TASK BRIEF: Retype the material that follows, keeping every word as it is.

DATASET:
----------------

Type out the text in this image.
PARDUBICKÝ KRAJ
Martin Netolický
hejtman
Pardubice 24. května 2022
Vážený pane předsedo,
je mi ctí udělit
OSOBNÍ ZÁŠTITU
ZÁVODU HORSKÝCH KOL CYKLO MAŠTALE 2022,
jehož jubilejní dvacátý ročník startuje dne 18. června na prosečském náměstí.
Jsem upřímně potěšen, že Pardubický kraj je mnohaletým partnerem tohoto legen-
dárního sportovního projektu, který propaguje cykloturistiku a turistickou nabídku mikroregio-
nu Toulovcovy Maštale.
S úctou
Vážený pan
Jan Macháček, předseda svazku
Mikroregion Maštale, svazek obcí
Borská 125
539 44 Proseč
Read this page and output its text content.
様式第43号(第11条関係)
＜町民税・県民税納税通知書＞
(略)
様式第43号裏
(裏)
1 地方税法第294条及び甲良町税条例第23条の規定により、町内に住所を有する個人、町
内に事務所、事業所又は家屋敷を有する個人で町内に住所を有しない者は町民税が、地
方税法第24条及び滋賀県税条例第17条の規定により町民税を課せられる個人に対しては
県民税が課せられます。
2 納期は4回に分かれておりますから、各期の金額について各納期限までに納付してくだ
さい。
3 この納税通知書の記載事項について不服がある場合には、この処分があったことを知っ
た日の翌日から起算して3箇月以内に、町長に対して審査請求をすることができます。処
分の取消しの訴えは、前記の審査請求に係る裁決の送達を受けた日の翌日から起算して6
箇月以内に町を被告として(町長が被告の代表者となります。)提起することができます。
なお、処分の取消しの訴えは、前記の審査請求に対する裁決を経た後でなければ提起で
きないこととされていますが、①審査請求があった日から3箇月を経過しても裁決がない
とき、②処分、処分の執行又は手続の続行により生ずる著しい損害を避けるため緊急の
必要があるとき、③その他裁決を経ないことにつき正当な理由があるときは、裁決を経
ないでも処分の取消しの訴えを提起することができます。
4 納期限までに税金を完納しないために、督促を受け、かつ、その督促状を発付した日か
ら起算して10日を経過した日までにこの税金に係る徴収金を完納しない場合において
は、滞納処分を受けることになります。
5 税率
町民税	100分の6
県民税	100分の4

----------------

ANSWER TO THE EXERCISE:
Type out the text in this image.
PARDUBICKÝ KRAJ
Martin Netolický
hejtman
Pardubice 24. května 2022
Vážený pane předsedo,
je mi ctí udělit
OSOBNÍ ZÁŠTITU
ZÁVODU HORSKÝCH KOL CYKLO MAŠTALE 2022,
jehož jubilejní dvacátý ročník startuje dne 18. června na prosečském náměstí.
Jsem upřímně potěšen, že Pardubický kraj je mnohaletým partnerem tohoto legen-
dárního sportovního projektu, který propaguje cykloturistiku a turistickou nabídku mikroregio-
nu Toulovcovy Maštale.
S úctou
Vážený pan
Jan Macháček, předseda svazku
Mikroregion Maštale, svazek obcí
Borská 125
539 44 Proseč
Read this page and output its text content.
様式第43号(第11条関係)
＜町民税・県民税納税通知書＞
(略)
様式第43号裏
(裏)
1 地方税法第294条及び甲良町税条例第23条の規定により、町内に住所を有する個人、町
内に事務所、事業所又は家屋敷を有する個人で町内に住所を有しない者は町民税が、地
方税法第24条及び滋賀県税条例第17条の規定により町民税を課せられる個人に対しては
県民税が課せられます。
2 納期は4回に分かれておりますから、各期の金額について各納期限までに納付してくだ
さい。
3 この納税通知書の記載事項について不服がある場合には、この処分があったことを知っ
た日の翌日から起算して3箇月以内に、町長に対して審査請求をすることができます。処
分の取消しの訴えは、前記の審査請求に係る裁決の送達を受けた日の翌日から起算して6
箇月以内に町を被告として(町長が被告の代表者となります。)提起することができます。
なお、処分の取消しの訴えは、前記の審査請求に対する裁決を経た後でなければ提起で
きないこととされていますが、①審査請求があった日から3箇月を経過しても裁決がない
とき、②処分、処分の執行又は手続の続行により生ずる著しい損害を避けるため緊急の
必要があるとき、③その他裁決を経ないことにつき正当な理由があるときは、裁決を経
ないでも処分の取消しの訴えを提起することができます。
4 納期限までに税金を完納しないために、督促を受け、かつ、その督促状を発付した日か
ら起算して10日を経過した日までにこの税金に係る徴収金を完納しない場合において
は、滞納処分を受けることになります。
5 税率
町民税	100分の6
県民税	100分の4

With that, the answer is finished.